# start of SOURCE DATA

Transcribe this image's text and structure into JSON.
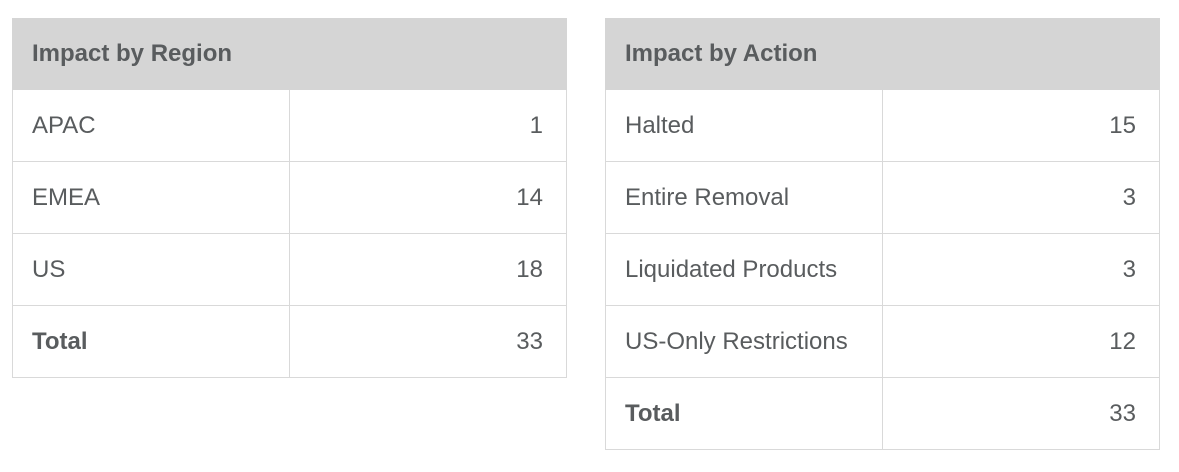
{
  "colors": {
    "page_background": "#ffffff",
    "header_background": "#d5d5d5",
    "row_border": "#d9d9d9",
    "text": "#595c5e"
  },
  "tables": [
    {
      "title": "Impact by Region",
      "rows": [
        {
          "label": "APAC",
          "value": "1"
        },
        {
          "label": "EMEA",
          "value": "14"
        },
        {
          "label": "US",
          "value": "18"
        },
        {
          "label": "Total",
          "value": "33"
        }
      ]
    },
    {
      "title": "Impact by Action",
      "rows": [
        {
          "label": "Halted",
          "value": "15"
        },
        {
          "label": "Entire Removal",
          "value": "3"
        },
        {
          "label": "Liquidated Products",
          "value": "3"
        },
        {
          "label": "US-Only Restrictions",
          "value": "12"
        },
        {
          "label": "Total",
          "value": "33"
        }
      ]
    }
  ]
}
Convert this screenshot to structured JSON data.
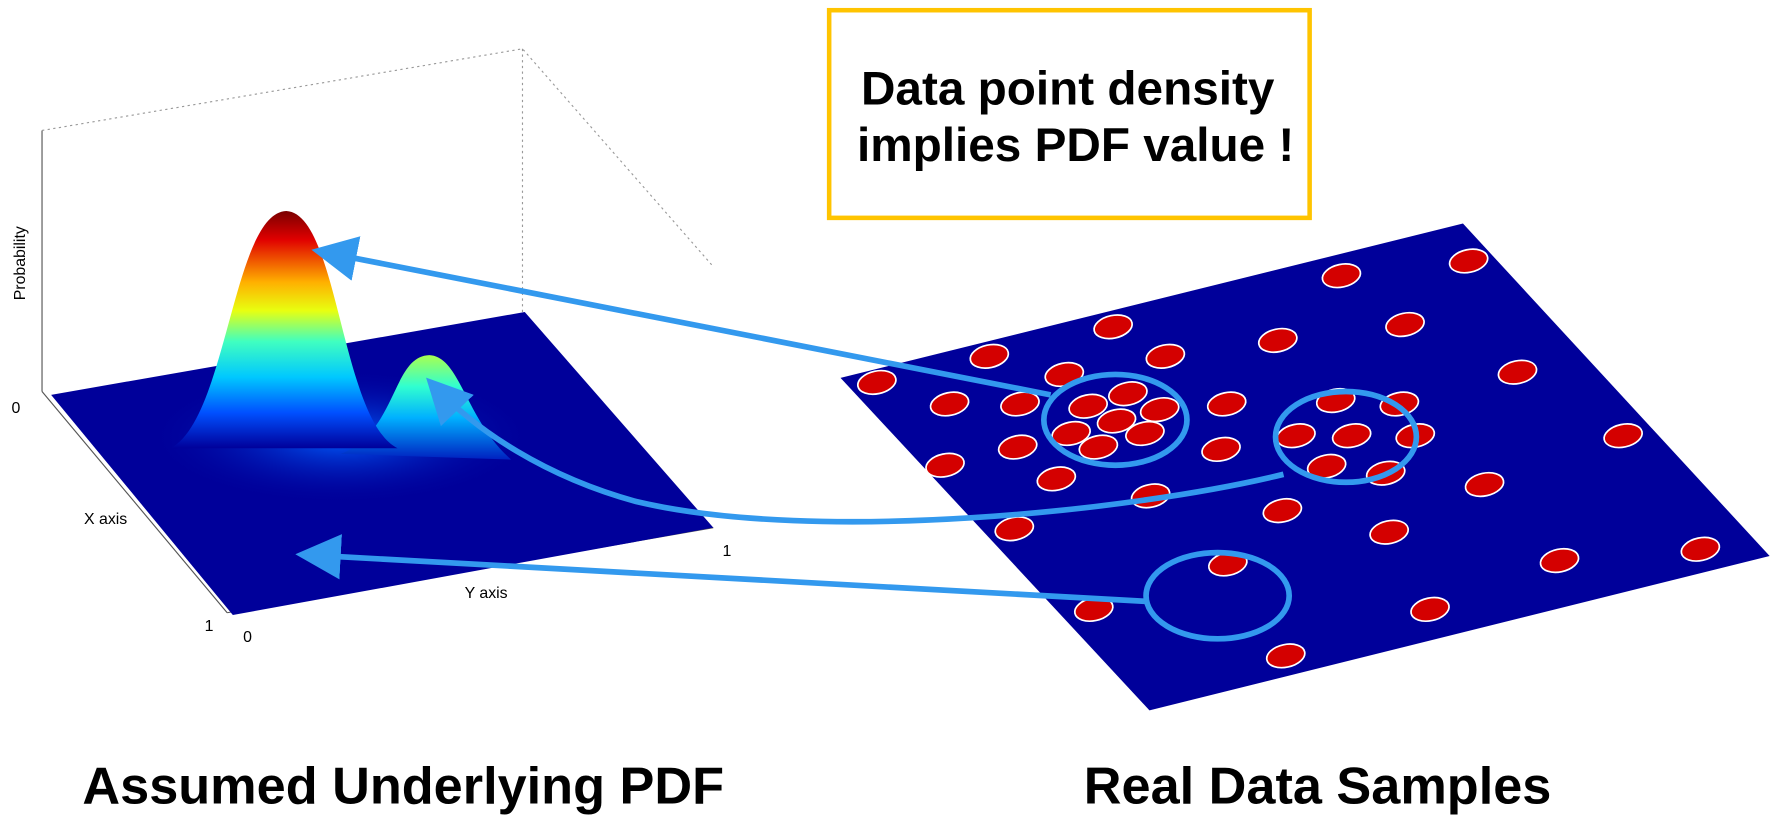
{
  "callout": {
    "lines": [
      "Data point density",
      "implies PDF value !"
    ]
  },
  "pdf_plot": {
    "z_axis_label": "Probability",
    "x_axis_label": "X axis",
    "y_axis_label": "Y axis",
    "ticks": {
      "z_min": 0,
      "y_max": 1,
      "x_max": 1,
      "origin": 0
    }
  },
  "captions": {
    "left": "Assumed Underlying PDF",
    "right": "Real Data Samples"
  }
}
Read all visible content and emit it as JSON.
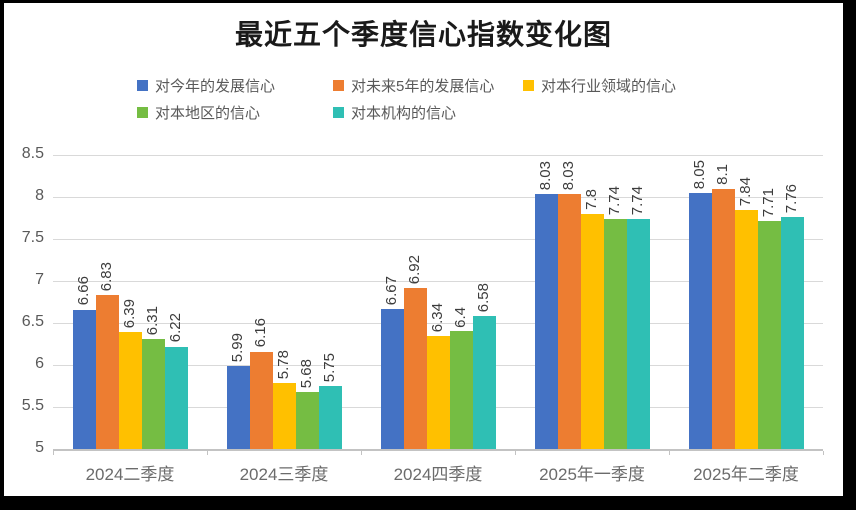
{
  "frame": {
    "background": "#ffffff",
    "border_color": "#000000"
  },
  "chart_data": {
    "type": "bar",
    "title": "最近五个季度信心指数变化图",
    "categories": [
      "2024二季度",
      "2024三季度",
      "2024四季度",
      "2025年一季度",
      "2025年二季度"
    ],
    "series": [
      {
        "name": "对今年的发展信心",
        "color": "#4472c4",
        "values": [
          6.66,
          5.99,
          6.67,
          8.03,
          8.05
        ]
      },
      {
        "name": "对未来5年的发展信心",
        "color": "#ed7d31",
        "values": [
          6.83,
          6.16,
          6.92,
          8.03,
          8.1
        ]
      },
      {
        "name": "对本行业领域的信心",
        "color": "#ffc000",
        "values": [
          6.39,
          5.78,
          6.34,
          7.8,
          7.84
        ]
      },
      {
        "name": "对本地区的信心",
        "color": "#75bd43",
        "values": [
          6.31,
          5.68,
          6.4,
          7.74,
          7.71
        ]
      },
      {
        "name": "对本机构的信心",
        "color": "#2fbfb4",
        "values": [
          6.22,
          5.75,
          6.58,
          7.74,
          7.76
        ]
      }
    ],
    "xlabel": "",
    "ylabel": "",
    "ylim": [
      5,
      8.5
    ],
    "ytick_step": 0.5,
    "yticks": [
      "5",
      "5.5",
      "6",
      "6.5",
      "7",
      "7.5",
      "8",
      "8.5"
    ],
    "grid": true,
    "legend_position": "top",
    "data_labels": "rotated-90-above-bars",
    "gridline_color": "#d9d9d9",
    "axis_text_color": "#595959",
    "data_label_color": "#3c3c3c"
  }
}
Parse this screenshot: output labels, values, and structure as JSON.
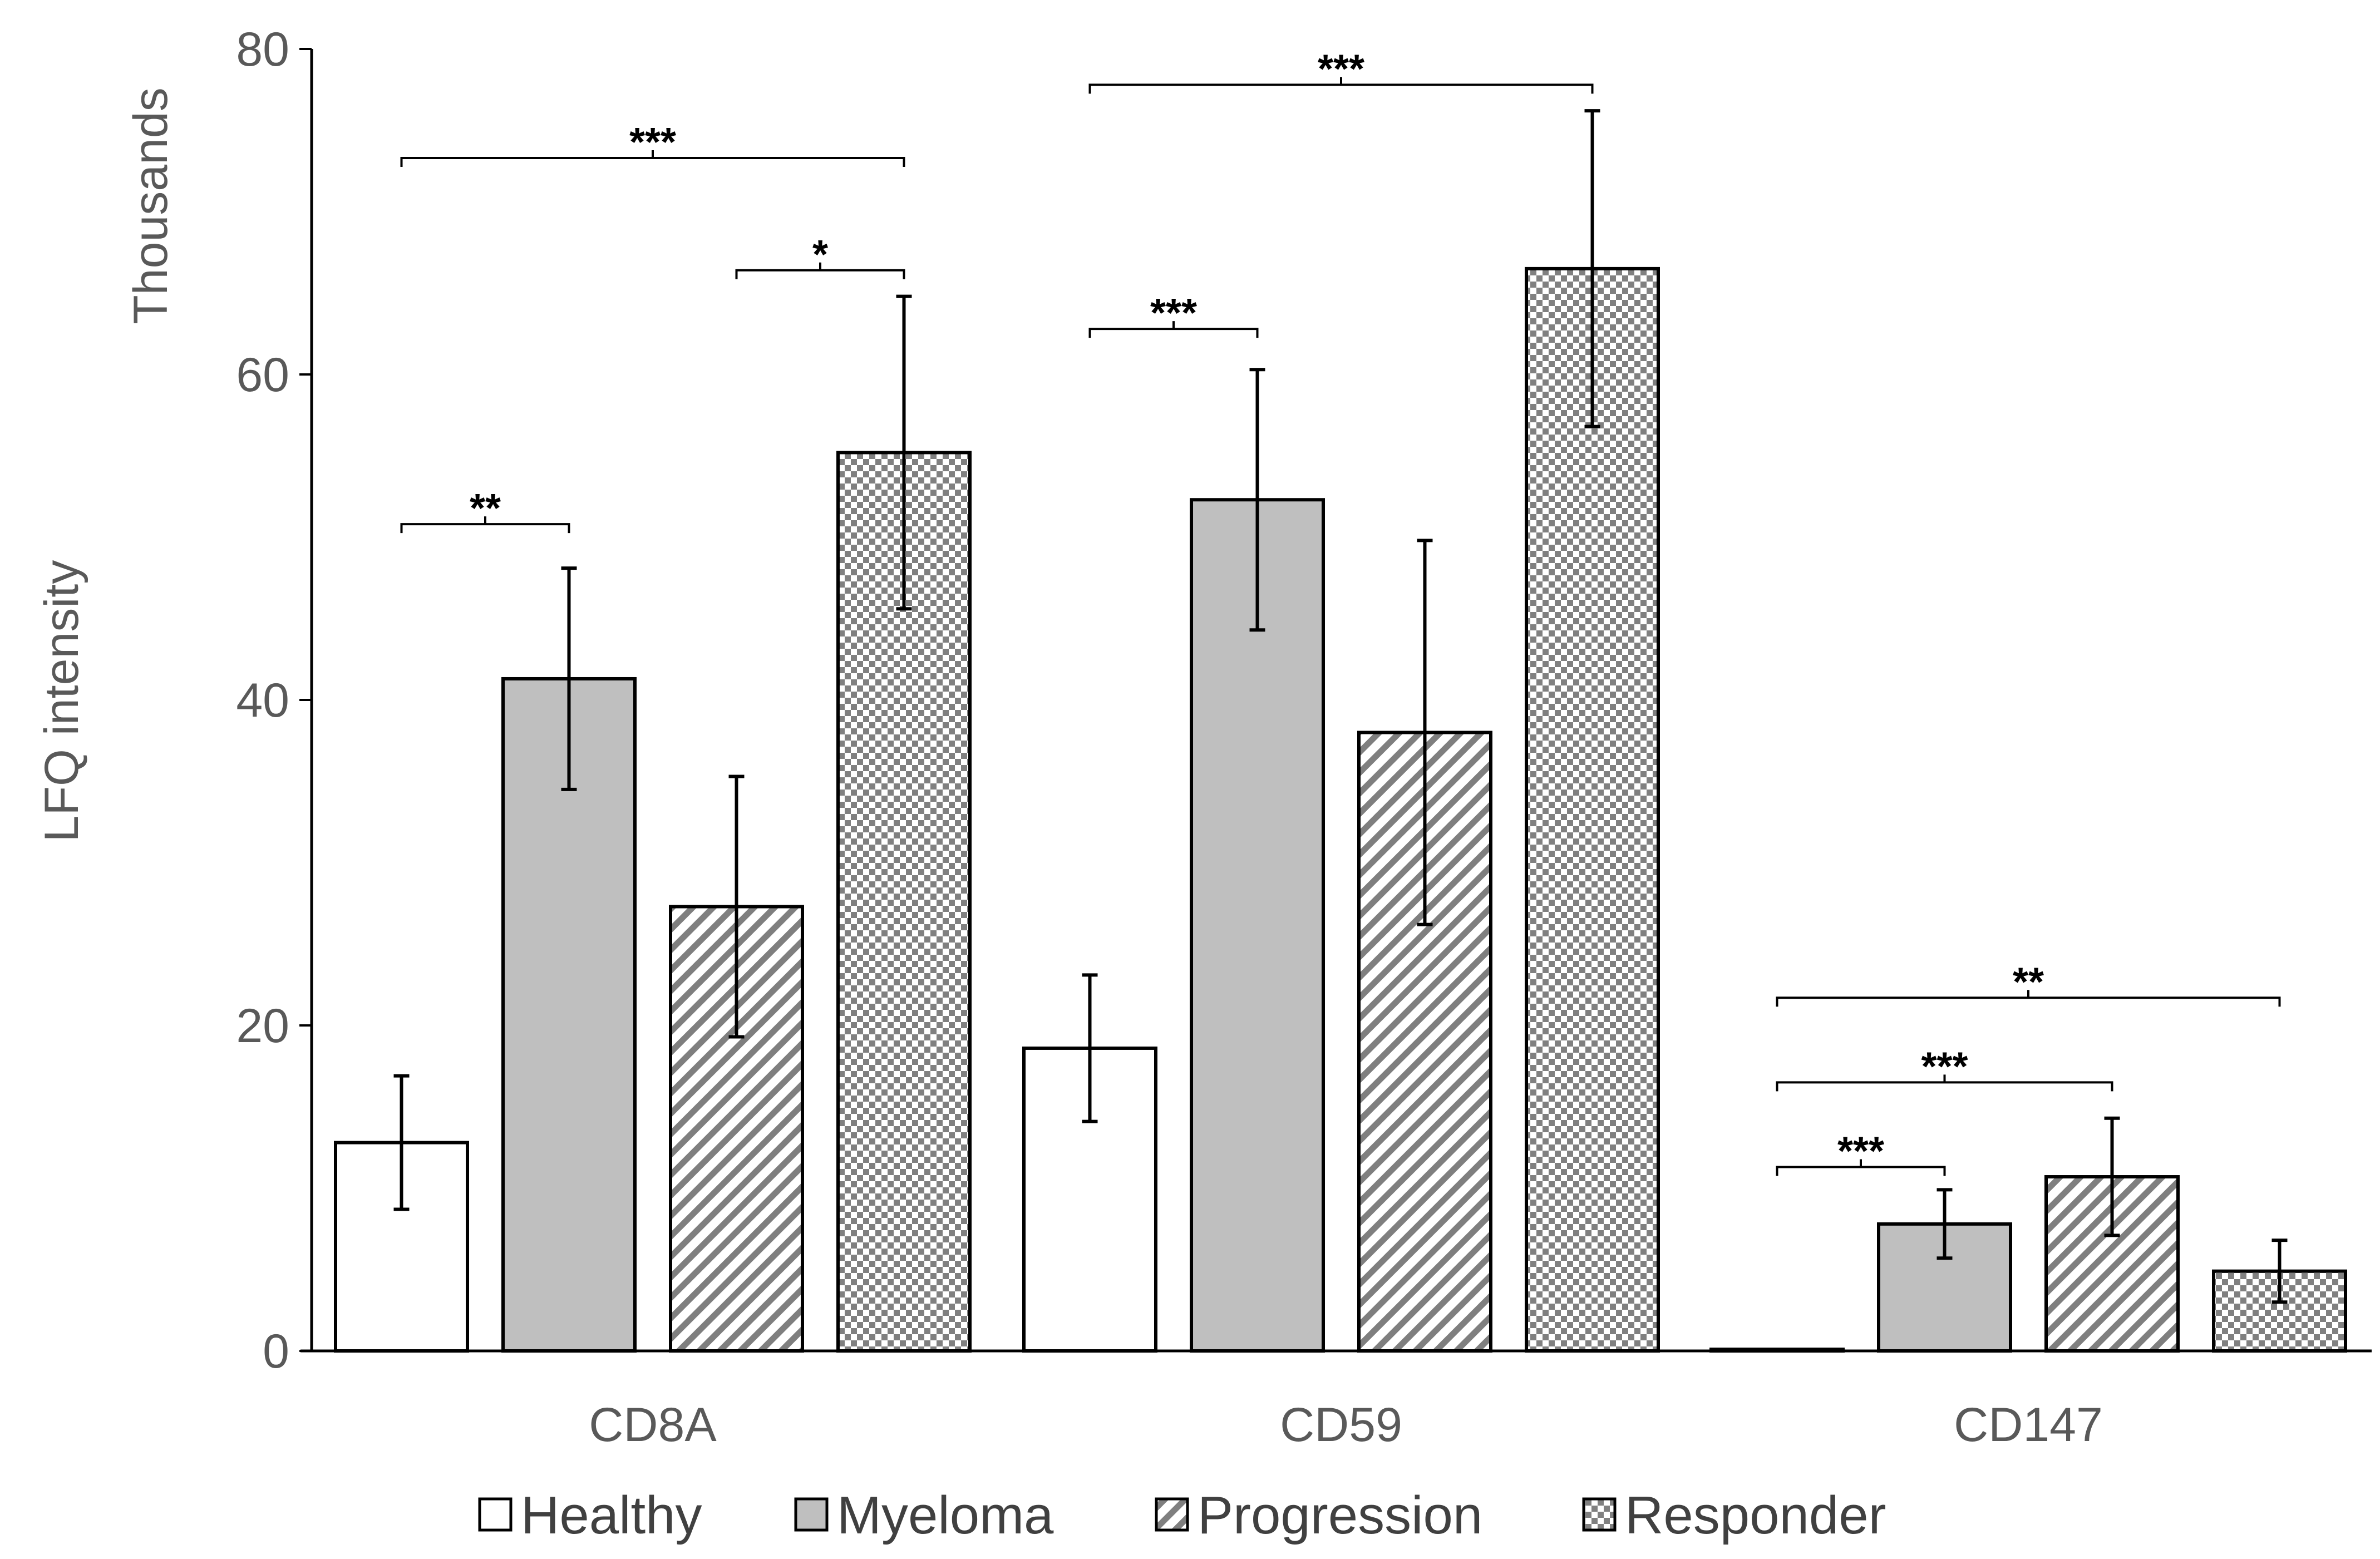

# end of SOURCE DATA

### YOUR INSTRUCTIONS:
Set down the material above as is, without any pictures.

### SOLUTION TO THIS EXERCISE:
Transcribe this image's text and structure into JSON.
{
  "colors": {
    "page_background": "#ffffff",
    "header_background": "#d5d5d5",
    "row_border": "#d9d9d9",
    "text": "#595c5e"
  },
  "tables": [
    {
      "title": "Impact by Region",
      "rows": [
        {
          "label": "APAC",
          "value": "1"
        },
        {
          "label": "EMEA",
          "value": "14"
        },
        {
          "label": "US",
          "value": "18"
        },
        {
          "label": "Total",
          "value": "33"
        }
      ]
    },
    {
      "title": "Impact by Action",
      "rows": [
        {
          "label": "Halted",
          "value": "15"
        },
        {
          "label": "Entire Removal",
          "value": "3"
        },
        {
          "label": "Liquidated Products",
          "value": "3"
        },
        {
          "label": "US-Only Restrictions",
          "value": "12"
        },
        {
          "label": "Total",
          "value": "33"
        }
      ]
    }
  ]
}
Convert this screenshot to structured JSON data.
{
  "callout": {
    "lines": [
      "Data point density",
      "implies PDF value !"
    ]
  },
  "pdf_plot": {
    "z_axis_label": "Probability",
    "x_axis_label": "X axis",
    "y_axis_label": "Y axis",
    "ticks": {
      "z_min": 0,
      "y_max": 1,
      "x_max": 1,
      "origin": 0
    }
  },
  "captions": {
    "left": "Assumed Underlying PDF",
    "right": "Real Data Samples"
  }
}
Read all visible content and emit it as JSON.
{
  "frame": {
    "background": "#ffffff",
    "border_color": "#000000"
  },
  "chart_data": {
    "type": "bar",
    "title": "最近五个季度信心指数变化图",
    "categories": [
      "2024二季度",
      "2024三季度",
      "2024四季度",
      "2025年一季度",
      "2025年二季度"
    ],
    "series": [
      {
        "name": "对今年的发展信心",
        "color": "#4472c4",
        "values": [
          6.66,
          5.99,
          6.67,
          8.03,
          8.05
        ]
      },
      {
        "name": "对未来5年的发展信心",
        "color": "#ed7d31",
        "values": [
          6.83,
          6.16,
          6.92,
          8.03,
          8.1
        ]
      },
      {
        "name": "对本行业领域的信心",
        "color": "#ffc000",
        "values": [
          6.39,
          5.78,
          6.34,
          7.8,
          7.84
        ]
      },
      {
        "name": "对本地区的信心",
        "color": "#75bd43",
        "values": [
          6.31,
          5.68,
          6.4,
          7.74,
          7.71
        ]
      },
      {
        "name": "对本机构的信心",
        "color": "#2fbfb4",
        "values": [
          6.22,
          5.75,
          6.58,
          7.74,
          7.76
        ]
      }
    ],
    "xlabel": "",
    "ylabel": "",
    "ylim": [
      5,
      8.5
    ],
    "ytick_step": 0.5,
    "yticks": [
      "5",
      "5.5",
      "6",
      "6.5",
      "7",
      "7.5",
      "8",
      "8.5"
    ],
    "grid": true,
    "legend_position": "top",
    "data_labels": "rotated-90-above-bars",
    "gridline_color": "#d9d9d9",
    "axis_text_color": "#595959",
    "data_label_color": "#3c3c3c"
  }
}
Parse this screenshot: output labels, values, and structure as JSON.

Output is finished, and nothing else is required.